* Reto *
Di si cada afirmación concuerda con el fragmento sobre el amor a la patria, contestando sí o no y citando textualmente las palabras que lo deciden. (a) En el jardín de infantes se dibujaba el Cabildo de Buenos Aires. (b) La mística del amor a la patria vale solo para la Argentina. (c) Desprenderse de la épica nacionalista resulta fácil.

* Fragmento para leer *
Como todo el mundo, absorbí la primera conciencia de patria masticando los crayones de colores con los que dibujaba el Cabildo de Buenos Aires en el jardín de infantes. Los actos del colegio, pletóricos de niños disfrazados de “negras” mazamorreras, intrigantes repartiendo escarapelas y miembros de la Primera Junta, al igual que varios mundiales deportivos, una guerra, un millar de discursos paternos y políticos, y una docena de libros ayudaron a afianzar ese sentimiento de pertenencia. La mística del amor a la patria es válido para la Argentina, para Estados Unidos y hasta para el país más remoto, insignificante y olvidado del planeta.
No es fácil desprenderse de esa épica nacionalista. Es un constructo tan arraigado en el inconsciente colectivo de cada sociedad que se necesita un profundo proceso deconstructivo siquiera para aislarlo y analizarlo.

* Datos proporcionados *
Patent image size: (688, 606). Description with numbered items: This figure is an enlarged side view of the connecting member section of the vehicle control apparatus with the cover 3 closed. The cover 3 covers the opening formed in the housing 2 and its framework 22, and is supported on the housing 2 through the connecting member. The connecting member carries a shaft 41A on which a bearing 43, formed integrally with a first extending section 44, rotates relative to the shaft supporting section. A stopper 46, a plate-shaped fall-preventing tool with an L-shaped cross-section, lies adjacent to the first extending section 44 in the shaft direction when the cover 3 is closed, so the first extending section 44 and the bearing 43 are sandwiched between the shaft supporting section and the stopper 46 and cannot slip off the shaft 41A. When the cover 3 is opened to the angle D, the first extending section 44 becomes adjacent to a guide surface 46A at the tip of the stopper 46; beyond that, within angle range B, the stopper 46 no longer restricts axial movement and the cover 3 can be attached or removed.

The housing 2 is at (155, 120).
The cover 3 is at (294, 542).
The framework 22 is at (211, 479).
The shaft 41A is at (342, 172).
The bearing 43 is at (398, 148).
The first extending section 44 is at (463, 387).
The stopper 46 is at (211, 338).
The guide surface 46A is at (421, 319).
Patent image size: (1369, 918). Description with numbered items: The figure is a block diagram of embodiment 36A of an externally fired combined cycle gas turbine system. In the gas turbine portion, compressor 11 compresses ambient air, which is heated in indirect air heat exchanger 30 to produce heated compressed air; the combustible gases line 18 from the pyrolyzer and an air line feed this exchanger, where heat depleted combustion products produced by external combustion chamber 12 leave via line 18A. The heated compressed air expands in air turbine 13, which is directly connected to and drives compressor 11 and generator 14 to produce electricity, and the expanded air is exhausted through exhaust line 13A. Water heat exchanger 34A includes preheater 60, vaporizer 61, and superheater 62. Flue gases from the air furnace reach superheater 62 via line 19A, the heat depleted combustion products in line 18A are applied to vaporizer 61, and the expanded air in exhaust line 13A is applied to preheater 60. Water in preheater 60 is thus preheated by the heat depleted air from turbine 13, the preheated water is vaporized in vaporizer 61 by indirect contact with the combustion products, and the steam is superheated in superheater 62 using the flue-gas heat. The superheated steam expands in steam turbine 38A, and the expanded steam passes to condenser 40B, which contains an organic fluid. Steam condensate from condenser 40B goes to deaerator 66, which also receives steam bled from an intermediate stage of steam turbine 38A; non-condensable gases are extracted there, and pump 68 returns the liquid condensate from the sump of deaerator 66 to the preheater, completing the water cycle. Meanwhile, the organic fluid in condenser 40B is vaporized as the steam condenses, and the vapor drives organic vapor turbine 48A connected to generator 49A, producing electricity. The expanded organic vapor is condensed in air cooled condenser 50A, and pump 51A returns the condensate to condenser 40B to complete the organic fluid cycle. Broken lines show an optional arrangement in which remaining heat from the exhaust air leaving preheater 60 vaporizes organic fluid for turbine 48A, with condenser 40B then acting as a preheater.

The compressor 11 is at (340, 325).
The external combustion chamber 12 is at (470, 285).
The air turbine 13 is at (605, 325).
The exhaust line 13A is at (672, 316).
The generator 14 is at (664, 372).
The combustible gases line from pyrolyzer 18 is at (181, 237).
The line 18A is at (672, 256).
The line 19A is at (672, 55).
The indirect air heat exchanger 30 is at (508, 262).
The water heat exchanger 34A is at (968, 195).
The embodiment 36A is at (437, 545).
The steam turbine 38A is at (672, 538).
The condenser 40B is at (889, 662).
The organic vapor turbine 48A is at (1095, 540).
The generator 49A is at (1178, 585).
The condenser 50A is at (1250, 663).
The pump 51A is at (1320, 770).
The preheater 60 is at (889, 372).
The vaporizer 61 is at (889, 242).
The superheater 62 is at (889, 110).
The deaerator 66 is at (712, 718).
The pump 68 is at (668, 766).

* Respuesta *
(a) Sí: «dibujaba el Cabildo de Buenos Aires en el jardín de infantes».
(b) No: «es válido para la Argentina, para Estados Unidos y hasta para el país más remoto, insignificante y olvidado del planeta».
(c) No: «No es fácil desprenderse de esa épica nacionalista».